STORED DATA start

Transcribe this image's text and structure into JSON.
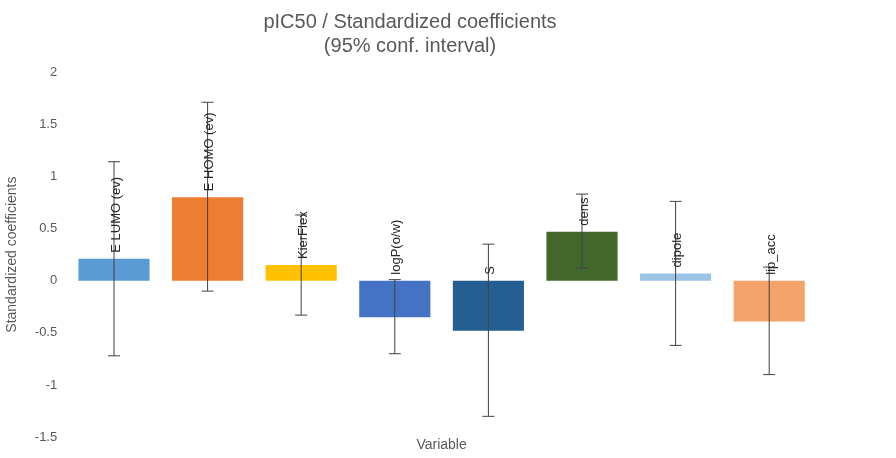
{
  "chart_data": {
    "type": "bar",
    "title": "pIC50 / Standardized coefficients",
    "subtitle": "(95% conf. interval)",
    "x_label": "Variable",
    "y_label": "Standardized coefficients",
    "categories": [
      "E LUMO (ev)",
      "E HOMO (ev)",
      "KierFlex",
      "logP(o/w)",
      "S",
      "dens",
      "dipole",
      "lip_acc"
    ],
    "values": [
      0.21,
      0.8,
      0.15,
      -0.35,
      -0.48,
      0.47,
      0.07,
      -0.39
    ],
    "error_low": [
      -0.72,
      -0.1,
      -0.33,
      -0.7,
      -1.3,
      0.12,
      -0.62,
      -0.9
    ],
    "error_high": [
      1.14,
      1.71,
      0.63,
      0.01,
      0.35,
      0.83,
      0.76,
      0.13
    ],
    "colors": [
      "#5b9bd5",
      "#ed7d31",
      "#ffc000",
      "#4472c4",
      "#255e91",
      "#43682b",
      "#9dc3e6",
      "#f4a46b"
    ],
    "ylim": [
      -1.5,
      2
    ],
    "yticks": [
      -1.5,
      -1,
      -0.5,
      0,
      0.5,
      1,
      1.5,
      2
    ],
    "grid": false,
    "tick_labels": "y"
  }
}
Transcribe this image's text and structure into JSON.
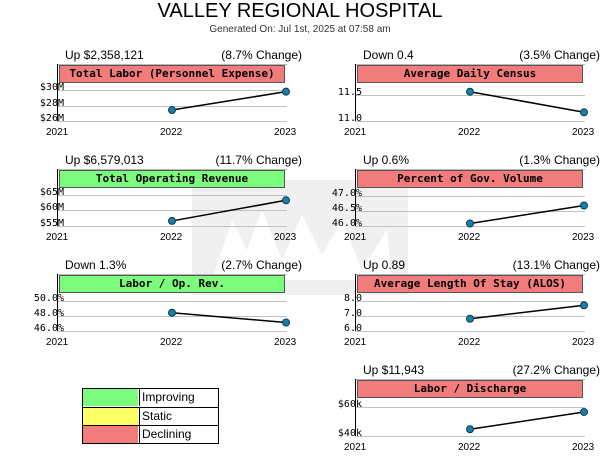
{
  "header": {
    "title": "VALLEY REGIONAL HOSPITAL",
    "subtitle": "Generated On: Jul 1st, 2025 at 07:58 am"
  },
  "legend": [
    {
      "label": "Improving",
      "color": "#7cfc7c"
    },
    {
      "label": "Static",
      "color": "#ffff66"
    },
    {
      "label": "Declining",
      "color": "#f27c7c"
    }
  ],
  "chart_data": [
    {
      "type": "line",
      "title": "Total Labor (Personnel Expense)",
      "status": "declining",
      "stat_left": "Up $2,358,121",
      "stat_right": "(8.7% Change)",
      "x": [
        "2021",
        "2022",
        "2023"
      ],
      "values": [
        null,
        27.3,
        29.7
      ],
      "ylim": [
        26,
        30.7
      ],
      "ytick_values": [
        30,
        28,
        26
      ],
      "ytick_labels": [
        "$30M",
        "$28M",
        "$26M"
      ]
    },
    {
      "type": "line",
      "title": "Average Daily Census",
      "status": "declining",
      "stat_left": "Down 0.4",
      "stat_right": "(3.5% Change)",
      "x": [
        "2021",
        "2022",
        "2023"
      ],
      "values": [
        null,
        11.55,
        11.15
      ],
      "ylim": [
        11.0,
        11.7
      ],
      "ytick_values": [
        11.5,
        11.0
      ],
      "ytick_labels": [
        "11.5",
        "11.0"
      ]
    },
    {
      "type": "line",
      "title": "Total Operating Revenue",
      "status": "improving",
      "stat_left": "Up $6,579,013",
      "stat_right": "(11.7% Change)",
      "x": [
        "2021",
        "2022",
        "2023"
      ],
      "values": [
        null,
        56.3,
        62.9
      ],
      "ylim": [
        55,
        66.5
      ],
      "ytick_values": [
        65,
        60,
        55
      ],
      "ytick_labels": [
        "$65M",
        "$60M",
        "$55M"
      ]
    },
    {
      "type": "line",
      "title": "Percent of Gov. Volume",
      "status": "declining",
      "stat_left": "Up 0.6%",
      "stat_right": "(1.3% Change)",
      "x": [
        "2021",
        "2022",
        "2023"
      ],
      "values": [
        null,
        46.05,
        46.65
      ],
      "ylim": [
        46.0,
        47.2
      ],
      "ytick_values": [
        47.0,
        46.5,
        46.0
      ],
      "ytick_labels": [
        "47.0%",
        "46.5%",
        "46.0%"
      ]
    },
    {
      "type": "line",
      "title": "Labor / Op. Rev.",
      "status": "improving",
      "stat_left": "Down 1.3%",
      "stat_right": "(2.7% Change)",
      "x": [
        "2021",
        "2022",
        "2023"
      ],
      "values": [
        null,
        48.3,
        47.0
      ],
      "ylim": [
        46.0,
        50.8
      ],
      "ytick_values": [
        50.0,
        48.0,
        46.0
      ],
      "ytick_labels": [
        "50.0%",
        "48.0%",
        "46.0%"
      ]
    },
    {
      "type": "line",
      "title": "Average Length Of Stay (ALOS)",
      "status": "declining",
      "stat_left": "Up 0.89",
      "stat_right": "(13.1% Change)",
      "x": [
        "2021",
        "2022",
        "2023"
      ],
      "values": [
        null,
        6.75,
        7.65
      ],
      "ylim": [
        6.0,
        8.4
      ],
      "ytick_values": [
        8.0,
        7.0,
        6.0
      ],
      "ytick_labels": [
        "8.0",
        "7.0",
        "6.0"
      ]
    },
    {
      "type": "line",
      "title": "Labor / Discharge",
      "status": "declining",
      "stat_left": "Up $11,943",
      "stat_right": "(27.2% Change)",
      "x": [
        "2021",
        "2022",
        "2023"
      ],
      "values": [
        null,
        44,
        56
      ],
      "ylim": [
        40,
        65
      ],
      "ytick_values": [
        60,
        40
      ],
      "ytick_labels": [
        "$60k",
        "$40k"
      ]
    }
  ]
}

STORED DATA end

WHAT YOU NEED TO DO: Across the records, how many lines contain "Total"? Only the number should be given.

FULL RESPONSE: 2